[Dataset entries on figures]
^^^^^^^^^^^^^^^^
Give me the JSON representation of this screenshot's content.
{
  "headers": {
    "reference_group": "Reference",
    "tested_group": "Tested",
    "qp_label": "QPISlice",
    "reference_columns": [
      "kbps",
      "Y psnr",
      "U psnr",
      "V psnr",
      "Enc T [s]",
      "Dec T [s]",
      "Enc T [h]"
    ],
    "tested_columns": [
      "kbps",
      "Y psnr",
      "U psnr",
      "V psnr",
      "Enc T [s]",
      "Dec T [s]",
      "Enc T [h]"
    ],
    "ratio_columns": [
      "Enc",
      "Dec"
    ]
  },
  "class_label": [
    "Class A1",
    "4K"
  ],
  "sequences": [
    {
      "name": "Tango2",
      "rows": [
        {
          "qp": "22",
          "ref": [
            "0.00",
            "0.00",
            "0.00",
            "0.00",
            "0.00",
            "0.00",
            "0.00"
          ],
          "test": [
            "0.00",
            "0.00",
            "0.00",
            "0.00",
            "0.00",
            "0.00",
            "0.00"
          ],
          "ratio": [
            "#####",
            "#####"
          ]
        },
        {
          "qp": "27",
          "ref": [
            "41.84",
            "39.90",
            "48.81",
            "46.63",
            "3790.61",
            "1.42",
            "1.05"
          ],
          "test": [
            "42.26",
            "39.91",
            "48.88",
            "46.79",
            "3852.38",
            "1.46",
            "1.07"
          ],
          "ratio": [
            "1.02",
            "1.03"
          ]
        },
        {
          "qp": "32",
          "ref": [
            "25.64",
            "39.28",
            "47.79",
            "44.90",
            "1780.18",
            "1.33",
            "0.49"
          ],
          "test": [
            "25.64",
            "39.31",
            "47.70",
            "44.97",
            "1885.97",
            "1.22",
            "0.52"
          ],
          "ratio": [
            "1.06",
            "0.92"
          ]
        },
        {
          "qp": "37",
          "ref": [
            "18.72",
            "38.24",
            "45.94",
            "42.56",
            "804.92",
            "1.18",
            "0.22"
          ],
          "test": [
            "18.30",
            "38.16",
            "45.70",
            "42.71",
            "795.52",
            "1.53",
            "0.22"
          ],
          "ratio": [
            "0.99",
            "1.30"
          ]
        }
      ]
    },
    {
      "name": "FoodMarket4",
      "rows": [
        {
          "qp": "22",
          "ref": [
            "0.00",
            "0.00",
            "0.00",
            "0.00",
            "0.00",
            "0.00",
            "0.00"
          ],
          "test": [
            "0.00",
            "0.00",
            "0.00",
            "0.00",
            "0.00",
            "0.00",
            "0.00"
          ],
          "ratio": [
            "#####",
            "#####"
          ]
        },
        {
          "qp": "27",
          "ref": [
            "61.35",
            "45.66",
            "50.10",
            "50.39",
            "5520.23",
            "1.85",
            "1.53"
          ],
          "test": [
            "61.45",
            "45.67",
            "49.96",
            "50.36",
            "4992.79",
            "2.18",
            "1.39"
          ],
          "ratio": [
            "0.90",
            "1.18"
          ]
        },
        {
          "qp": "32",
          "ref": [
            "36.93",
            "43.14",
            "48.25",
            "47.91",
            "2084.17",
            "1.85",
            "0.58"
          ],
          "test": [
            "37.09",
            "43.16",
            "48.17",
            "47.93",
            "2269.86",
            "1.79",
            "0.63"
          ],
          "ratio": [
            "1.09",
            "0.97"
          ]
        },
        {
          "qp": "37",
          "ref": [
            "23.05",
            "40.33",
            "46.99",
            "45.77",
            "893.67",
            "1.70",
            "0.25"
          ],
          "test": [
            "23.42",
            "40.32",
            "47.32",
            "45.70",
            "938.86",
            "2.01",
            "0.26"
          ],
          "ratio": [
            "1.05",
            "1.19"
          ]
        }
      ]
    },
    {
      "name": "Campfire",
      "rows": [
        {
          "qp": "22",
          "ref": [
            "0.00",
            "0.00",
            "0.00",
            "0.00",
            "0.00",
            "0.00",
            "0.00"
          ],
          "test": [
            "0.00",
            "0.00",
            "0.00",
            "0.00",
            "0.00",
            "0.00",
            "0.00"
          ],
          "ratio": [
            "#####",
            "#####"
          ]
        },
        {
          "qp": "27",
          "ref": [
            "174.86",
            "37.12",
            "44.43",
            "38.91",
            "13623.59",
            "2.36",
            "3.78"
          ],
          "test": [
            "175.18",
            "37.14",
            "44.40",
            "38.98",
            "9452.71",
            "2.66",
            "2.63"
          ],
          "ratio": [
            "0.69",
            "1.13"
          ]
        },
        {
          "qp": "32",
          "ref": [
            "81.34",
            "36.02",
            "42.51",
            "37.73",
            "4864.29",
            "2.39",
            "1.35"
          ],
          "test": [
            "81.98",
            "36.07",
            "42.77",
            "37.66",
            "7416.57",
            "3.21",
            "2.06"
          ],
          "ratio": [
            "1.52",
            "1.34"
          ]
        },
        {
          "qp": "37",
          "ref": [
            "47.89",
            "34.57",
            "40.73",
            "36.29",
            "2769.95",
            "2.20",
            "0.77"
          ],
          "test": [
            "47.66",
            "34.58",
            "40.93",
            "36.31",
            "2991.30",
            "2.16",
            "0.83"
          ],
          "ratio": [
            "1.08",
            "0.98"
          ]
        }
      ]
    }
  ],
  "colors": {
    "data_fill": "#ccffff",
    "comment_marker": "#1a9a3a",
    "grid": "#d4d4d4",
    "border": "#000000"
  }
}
^^^^^^^^^^^^^^^^
Exercise prompt>
Output all of the data above without any alteration.

Result of the exercise>
Give me the JSON representation of this screenshot's content.
{
  "headers": {
    "reference_group": "Reference",
    "tested_group": "Tested",
    "qp_label": "QPISlice",
    "reference_columns": [
      "kbps",
      "Y psnr",
      "U psnr",
      "V psnr",
      "Enc T [s]",
      "Dec T [s]",
      "Enc T [h]"
    ],
    "tested_columns": [
      "kbps",
      "Y psnr",
      "U psnr",
      "V psnr",
      "Enc T [s]",
      "Dec T [s]",
      "Enc T [h]"
    ],
    "ratio_columns": [
      "Enc",
      "Dec"
    ]
  },
  "class_label": [
    "Class A1",
    "4K"
  ],
  "sequences": [
    {
      "name": "Tango2",
      "rows": [
        {
          "qp": "22",
          "ref": [
            "0.00",
            "0.00",
            "0.00",
            "0.00",
            "0.00",
            "0.00",
            "0.00"
          ],
          "test": [
            "0.00",
            "0.00",
            "0.00",
            "0.00",
            "0.00",
            "0.00",
            "0.00"
          ],
          "ratio": [
            "#####",
            "#####"
          ]
        },
        {
          "qp": "27",
          "ref": [
            "41.84",
            "39.90",
            "48.81",
            "46.63",
            "3790.61",
            "1.42",
            "1.05"
          ],
          "test": [
            "42.26",
            "39.91",
            "48.88",
            "46.79",
            "3852.38",
            "1.46",
            "1.07"
          ],
          "ratio": [
            "1.02",
            "1.03"
          ]
        },
        {
          "qp": "32",
          "ref": [
            "25.64",
            "39.28",
            "47.79",
            "44.90",
            "1780.18",
            "1.33",
            "0.49"
          ],
          "test": [
            "25.64",
            "39.31",
            "47.70",
            "44.97",
            "1885.97",
            "1.22",
            "0.52"
          ],
          "ratio": [
            "1.06",
            "0.92"
          ]
        },
        {
          "qp": "37",
          "ref": [
            "18.72",
            "38.24",
            "45.94",
            "42.56",
            "804.92",
            "1.18",
            "0.22"
          ],
          "test": [
            "18.30",
            "38.16",
            "45.70",
            "42.71",
            "795.52",
            "1.53",
            "0.22"
          ],
          "ratio": [
            "0.99",
            "1.30"
          ]
        }
      ]
    },
    {
      "name": "FoodMarket4",
      "rows": [
        {
          "qp": "22",
          "ref": [
            "0.00",
            "0.00",
            "0.00",
            "0.00",
            "0.00",
            "0.00",
            "0.00"
          ],
          "test": [
            "0.00",
            "0.00",
            "0.00",
            "0.00",
            "0.00",
            "0.00",
            "0.00"
          ],
          "ratio": [
            "#####",
            "#####"
          ]
        },
        {
          "qp": "27",
          "ref": [
            "61.35",
            "45.66",
            "50.10",
            "50.39",
            "5520.23",
            "1.85",
            "1.53"
          ],
          "test": [
            "61.45",
            "45.67",
            "49.96",
            "50.36",
            "4992.79",
            "2.18",
            "1.39"
          ],
          "ratio": [
            "0.90",
            "1.18"
          ]
        },
        {
          "qp": "32",
          "ref": [
            "36.93",
            "43.14",
            "48.25",
            "47.91",
            "2084.17",
            "1.85",
            "0.58"
          ],
          "test": [
            "37.09",
            "43.16",
            "48.17",
            "47.93",
            "2269.86",
            "1.79",
            "0.63"
          ],
          "ratio": [
            "1.09",
            "0.97"
          ]
        },
        {
          "qp": "37",
          "ref": [
            "23.05",
            "40.33",
            "46.99",
            "45.77",
            "893.67",
            "1.70",
            "0.25"
          ],
          "test": [
            "23.42",
            "40.32",
            "47.32",
            "45.70",
            "938.86",
            "2.01",
            "0.26"
          ],
          "ratio": [
            "1.05",
            "1.19"
          ]
        }
      ]
    },
    {
      "name": "Campfire",
      "rows": [
        {
          "qp": "22",
          "ref": [
            "0.00",
            "0.00",
            "0.00",
            "0.00",
            "0.00",
            "0.00",
            "0.00"
          ],
          "test": [
            "0.00",
            "0.00",
            "0.00",
            "0.00",
            "0.00",
            "0.00",
            "0.00"
          ],
          "ratio": [
            "#####",
            "#####"
          ]
        },
        {
          "qp": "27",
          "ref": [
            "174.86",
            "37.12",
            "44.43",
            "38.91",
            "13623.59",
            "2.36",
            "3.78"
          ],
          "test": [
            "175.18",
            "37.14",
            "44.40",
            "38.98",
            "9452.71",
            "2.66",
            "2.63"
          ],
          "ratio": [
            "0.69",
            "1.13"
          ]
        },
        {
          "qp": "32",
          "ref": [
            "81.34",
            "36.02",
            "42.51",
            "37.73",
            "4864.29",
            "2.39",
            "1.35"
          ],
          "test": [
            "81.98",
            "36.07",
            "42.77",
            "37.66",
            "7416.57",
            "3.21",
            "2.06"
          ],
          "ratio": [
            "1.52",
            "1.34"
          ]
        },
        {
          "qp": "37",
          "ref": [
            "47.89",
            "34.57",
            "40.73",
            "36.29",
            "2769.95",
            "2.20",
            "0.77"
          ],
          "test": [
            "47.66",
            "34.58",
            "40.93",
            "36.31",
            "2991.30",
            "2.16",
            "0.83"
          ],
          "ratio": [
            "1.08",
            "0.98"
          ]
        }
      ]
    }
  ],
  "colors": {
    "data_fill": "#ccffff",
    "comment_marker": "#1a9a3a",
    "grid": "#d4d4d4",
    "border": "#000000"
  }
}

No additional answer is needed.